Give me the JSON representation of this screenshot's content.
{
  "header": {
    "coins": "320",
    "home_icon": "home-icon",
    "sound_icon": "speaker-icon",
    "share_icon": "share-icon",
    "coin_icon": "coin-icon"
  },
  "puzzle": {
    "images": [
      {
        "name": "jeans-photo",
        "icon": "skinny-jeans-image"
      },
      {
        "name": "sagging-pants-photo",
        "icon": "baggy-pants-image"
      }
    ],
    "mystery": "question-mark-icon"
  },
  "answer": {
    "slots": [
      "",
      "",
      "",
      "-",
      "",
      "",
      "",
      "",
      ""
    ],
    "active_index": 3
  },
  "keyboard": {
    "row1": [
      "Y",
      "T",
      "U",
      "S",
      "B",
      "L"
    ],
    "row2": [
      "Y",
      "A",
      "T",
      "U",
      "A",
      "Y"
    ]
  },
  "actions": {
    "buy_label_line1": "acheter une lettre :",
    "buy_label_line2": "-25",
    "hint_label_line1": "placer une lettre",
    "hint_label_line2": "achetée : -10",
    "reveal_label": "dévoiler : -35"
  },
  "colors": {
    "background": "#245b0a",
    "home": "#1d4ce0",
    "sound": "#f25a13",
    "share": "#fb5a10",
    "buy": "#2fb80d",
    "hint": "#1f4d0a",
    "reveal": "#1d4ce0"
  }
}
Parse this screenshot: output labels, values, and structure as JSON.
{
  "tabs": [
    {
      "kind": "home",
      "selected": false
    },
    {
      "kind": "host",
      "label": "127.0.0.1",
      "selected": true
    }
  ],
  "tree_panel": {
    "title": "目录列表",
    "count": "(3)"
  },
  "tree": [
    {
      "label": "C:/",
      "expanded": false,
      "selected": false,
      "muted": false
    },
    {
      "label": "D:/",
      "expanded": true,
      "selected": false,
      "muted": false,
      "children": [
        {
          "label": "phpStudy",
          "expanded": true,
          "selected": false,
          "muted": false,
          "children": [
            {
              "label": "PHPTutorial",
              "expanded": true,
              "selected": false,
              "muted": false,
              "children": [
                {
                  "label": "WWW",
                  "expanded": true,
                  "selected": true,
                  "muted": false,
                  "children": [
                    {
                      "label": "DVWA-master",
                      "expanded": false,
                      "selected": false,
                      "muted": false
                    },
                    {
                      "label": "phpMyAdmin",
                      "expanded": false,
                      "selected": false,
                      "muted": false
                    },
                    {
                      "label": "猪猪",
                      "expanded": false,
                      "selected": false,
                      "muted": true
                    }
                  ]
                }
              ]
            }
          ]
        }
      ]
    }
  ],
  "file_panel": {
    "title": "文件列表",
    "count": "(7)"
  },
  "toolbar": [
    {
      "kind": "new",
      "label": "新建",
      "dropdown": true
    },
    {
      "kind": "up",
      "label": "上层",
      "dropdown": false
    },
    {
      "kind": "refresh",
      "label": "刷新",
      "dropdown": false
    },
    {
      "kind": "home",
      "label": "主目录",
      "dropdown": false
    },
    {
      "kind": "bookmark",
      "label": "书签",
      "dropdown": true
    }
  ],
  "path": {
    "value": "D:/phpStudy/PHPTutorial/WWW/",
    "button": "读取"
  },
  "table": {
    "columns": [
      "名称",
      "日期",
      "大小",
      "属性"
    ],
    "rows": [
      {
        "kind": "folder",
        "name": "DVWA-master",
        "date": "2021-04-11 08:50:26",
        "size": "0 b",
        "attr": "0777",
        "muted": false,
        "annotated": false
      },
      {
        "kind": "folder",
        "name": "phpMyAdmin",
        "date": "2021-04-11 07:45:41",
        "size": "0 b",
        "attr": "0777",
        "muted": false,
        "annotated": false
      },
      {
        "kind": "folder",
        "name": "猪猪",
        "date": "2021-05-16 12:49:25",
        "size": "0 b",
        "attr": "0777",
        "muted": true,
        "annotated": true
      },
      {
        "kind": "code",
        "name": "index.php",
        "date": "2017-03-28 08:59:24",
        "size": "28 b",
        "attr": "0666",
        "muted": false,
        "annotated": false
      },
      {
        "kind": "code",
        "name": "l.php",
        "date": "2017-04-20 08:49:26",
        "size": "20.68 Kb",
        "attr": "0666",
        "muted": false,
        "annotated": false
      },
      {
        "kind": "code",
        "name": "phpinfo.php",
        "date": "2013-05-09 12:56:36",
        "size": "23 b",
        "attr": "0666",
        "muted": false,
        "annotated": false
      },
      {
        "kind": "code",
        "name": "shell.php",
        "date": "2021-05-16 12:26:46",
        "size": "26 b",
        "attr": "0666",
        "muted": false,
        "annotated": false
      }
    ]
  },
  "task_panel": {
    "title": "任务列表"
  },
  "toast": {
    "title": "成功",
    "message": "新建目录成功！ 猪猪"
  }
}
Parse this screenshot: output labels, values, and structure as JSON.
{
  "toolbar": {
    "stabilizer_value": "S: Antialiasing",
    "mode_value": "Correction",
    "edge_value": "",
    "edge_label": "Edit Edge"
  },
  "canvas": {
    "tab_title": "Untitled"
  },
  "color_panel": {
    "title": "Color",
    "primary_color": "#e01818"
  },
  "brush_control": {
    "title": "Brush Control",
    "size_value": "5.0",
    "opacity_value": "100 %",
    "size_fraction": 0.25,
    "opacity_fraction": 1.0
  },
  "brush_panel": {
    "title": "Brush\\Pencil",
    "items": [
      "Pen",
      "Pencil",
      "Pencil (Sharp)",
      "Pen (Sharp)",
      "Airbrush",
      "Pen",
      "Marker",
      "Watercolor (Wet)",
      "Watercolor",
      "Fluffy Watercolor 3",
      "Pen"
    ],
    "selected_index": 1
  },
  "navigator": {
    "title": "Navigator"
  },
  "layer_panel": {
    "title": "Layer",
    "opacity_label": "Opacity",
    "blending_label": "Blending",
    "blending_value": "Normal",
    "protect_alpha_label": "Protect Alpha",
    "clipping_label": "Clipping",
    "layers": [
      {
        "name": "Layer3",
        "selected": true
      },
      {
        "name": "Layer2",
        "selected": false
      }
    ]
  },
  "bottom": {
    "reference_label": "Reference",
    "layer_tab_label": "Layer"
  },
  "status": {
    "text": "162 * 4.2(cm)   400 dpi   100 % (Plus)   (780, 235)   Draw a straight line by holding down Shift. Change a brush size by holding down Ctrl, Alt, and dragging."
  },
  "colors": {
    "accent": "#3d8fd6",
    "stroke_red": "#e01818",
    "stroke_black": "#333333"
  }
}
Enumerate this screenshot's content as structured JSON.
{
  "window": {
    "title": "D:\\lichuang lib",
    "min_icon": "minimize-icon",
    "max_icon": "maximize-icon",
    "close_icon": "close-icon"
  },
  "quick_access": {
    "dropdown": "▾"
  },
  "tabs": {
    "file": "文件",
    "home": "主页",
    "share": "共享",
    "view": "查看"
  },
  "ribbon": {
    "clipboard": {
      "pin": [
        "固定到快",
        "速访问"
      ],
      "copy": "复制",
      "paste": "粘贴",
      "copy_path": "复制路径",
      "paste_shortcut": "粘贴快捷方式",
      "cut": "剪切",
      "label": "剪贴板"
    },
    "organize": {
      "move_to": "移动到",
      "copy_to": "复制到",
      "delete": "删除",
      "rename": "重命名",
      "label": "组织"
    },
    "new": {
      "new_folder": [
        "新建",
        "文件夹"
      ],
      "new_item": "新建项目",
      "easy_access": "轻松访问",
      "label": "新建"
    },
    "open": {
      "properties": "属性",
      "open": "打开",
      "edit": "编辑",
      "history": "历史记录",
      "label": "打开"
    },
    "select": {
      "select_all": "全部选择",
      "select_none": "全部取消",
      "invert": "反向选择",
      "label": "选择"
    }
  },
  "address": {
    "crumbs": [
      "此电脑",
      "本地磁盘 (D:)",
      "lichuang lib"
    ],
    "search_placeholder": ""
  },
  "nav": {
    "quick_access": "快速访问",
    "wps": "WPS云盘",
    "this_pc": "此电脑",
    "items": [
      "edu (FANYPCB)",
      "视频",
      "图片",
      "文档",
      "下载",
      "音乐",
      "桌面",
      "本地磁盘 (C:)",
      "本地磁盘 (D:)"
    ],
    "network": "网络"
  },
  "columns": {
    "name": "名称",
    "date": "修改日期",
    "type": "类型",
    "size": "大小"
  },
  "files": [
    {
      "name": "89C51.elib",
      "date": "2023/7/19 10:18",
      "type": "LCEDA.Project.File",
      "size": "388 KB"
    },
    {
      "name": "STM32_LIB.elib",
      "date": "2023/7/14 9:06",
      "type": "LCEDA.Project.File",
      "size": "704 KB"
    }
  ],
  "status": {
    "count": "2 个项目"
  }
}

++++++++++

What you are asked to do: Where a line above contains the string "photo", copy that line.

Solution for this exercise:
        "name": "jeans-photo",
        "name": "sagging-pants-photo",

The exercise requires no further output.